## Saved entries
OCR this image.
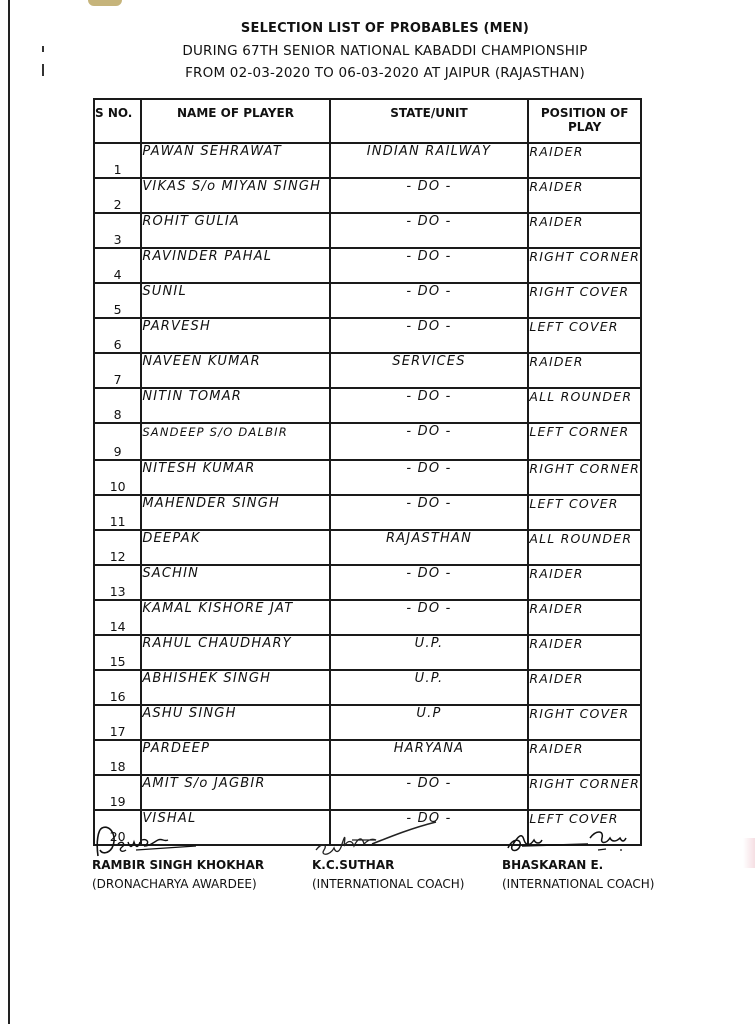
SELECTION LIST OF PROBABLES (MEN)
DURING 67TH SENIOR NATIONAL KABADDI CHAMPIONSHIP
FROM 02-03-2020 TO 06-03-2020 AT JAIPUR (RAJASTHAN)
S NO.	NAME OF PLAYER	STATE/UNIT	POSITION OF PLAY
1	PAWAN SEHRAWAT	INDIAN RAILWAY	RAIDER
2	VIKAS S/o MIYAN SINGH	- DO -	RAIDER
3	ROHIT GULIA	- DO -	RAIDER
4	RAVINDER PAHAL	- DO -	RIGHT CORNER
5	SUNIL	- DO -	RIGHT COVER
6	PARVESH	- DO -	LEFT COVER
7	NAVEEN KUMAR	SERVICES	RAIDER
8	NITIN TOMAR	- DO -	ALL ROUNDER
9	SANDEEP S/O DALBIR	- DO -	LEFT CORNER
10	NITESH KUMAR	- DO -	RIGHT CORNER
11	MAHENDER SINGH	- DO -	LEFT COVER
12	DEEPAK	RAJASTHAN	ALL ROUNDER
13	SACHIN	- DO -	RAIDER
14	KAMAL KISHORE JAT	- DO -	RAIDER
15	RAHUL CHAUDHARY	U.P.	RAIDER
16	ABHISHEK SINGH	U.P.	RAIDER
17	ASHU SINGH	U.P	RIGHT COVER
18	PARDEEP	HARYANA	RAIDER
19	AMIT S/o JAGBIR	- DO -	RIGHT CORNER
20	VISHAL	- DO -	LEFT COVER
RAMBIR SINGH KHOKHAR
(DRONACHARYA AWARDEE)
K.C.SUTHAR
(INTERNATIONAL COACH)
BHASKARAN E.
(INTERNATIONAL COACH)
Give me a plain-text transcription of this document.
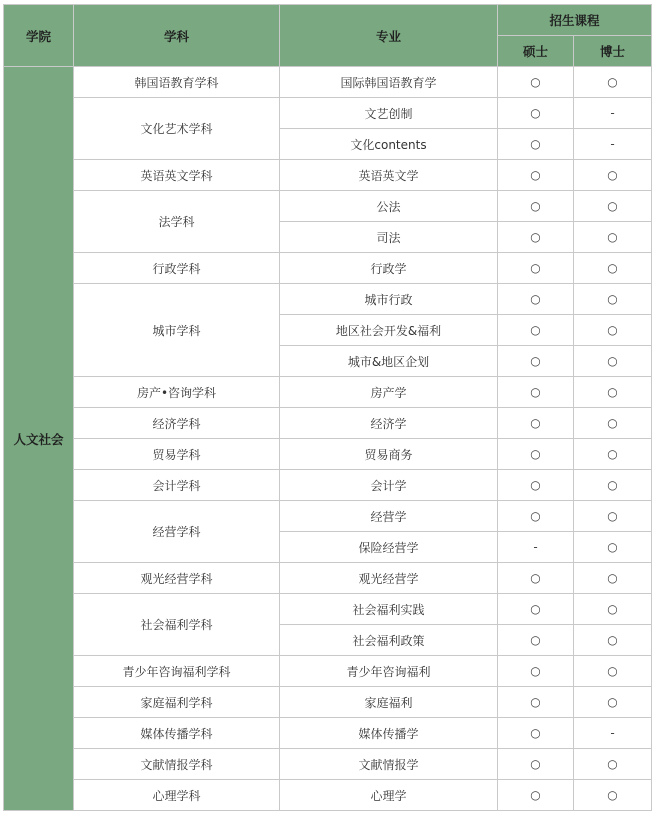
学院	学科	专业	招生课程	
			硕士	博士
人文社会	韩国语教育学科	国际韩国语教育学	○	○
	文化艺术学科	文艺创制	○	-
		文化contents	○	-
	英语英文学科	英语英文学	○	○
	法学科	公法	○	○
		司法	○	○
	行政学科	行政学	○	○
	城市学科	城市行政	○	○
		地区社会开发&福利	○	○
		城市&地区企划	○	○
	房产•咨询学科	房产学	○	○
	经济学科	经济学	○	○
	贸易学科	贸易商务	○	○
	会计学科	会计学	○	○
	经营学科	经营学	○	○
		保险经营学	-	○
	观光经营学科	观光经营学	○	○
	社会福利学科	社会福利实践	○	○
		社会福利政策	○	○
	青少年咨询福利学科	青少年咨询福利	○	○
	家庭福利学科	家庭福利	○	○
	媒体传播学科	媒体传播学	○	-
	文献情报学科	文献情报学	○	○
	心理学科	心理学	○	○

## Your objective
Leave out the pictures, and please output only the lines from the line that contains "Give me a plain-text" through the end of the data, both ends included.

## Finished answer
Give me a plain-text transcription of this document.
学院	学科	专业	招生课程	
			硕士	博士
人文社会	韩国语教育学科	国际韩国语教育学	○	○
	文化艺术学科	文艺创制	○	-
		文化contents	○	-
	英语英文学科	英语英文学	○	○
	法学科	公法	○	○
		司法	○	○
	行政学科	行政学	○	○
	城市学科	城市行政	○	○
		地区社会开发&福利	○	○
		城市&地区企划	○	○
	房产•咨询学科	房产学	○	○
	经济学科	经济学	○	○
	贸易学科	贸易商务	○	○
	会计学科	会计学	○	○
	经营学科	经营学	○	○
		保险经营学	-	○
	观光经营学科	观光经营学	○	○
	社会福利学科	社会福利实践	○	○
		社会福利政策	○	○
	青少年咨询福利学科	青少年咨询福利	○	○
	家庭福利学科	家庭福利	○	○
	媒体传播学科	媒体传播学	○	-
	文献情报学科	文献情报学	○	○
	心理学科	心理学	○	○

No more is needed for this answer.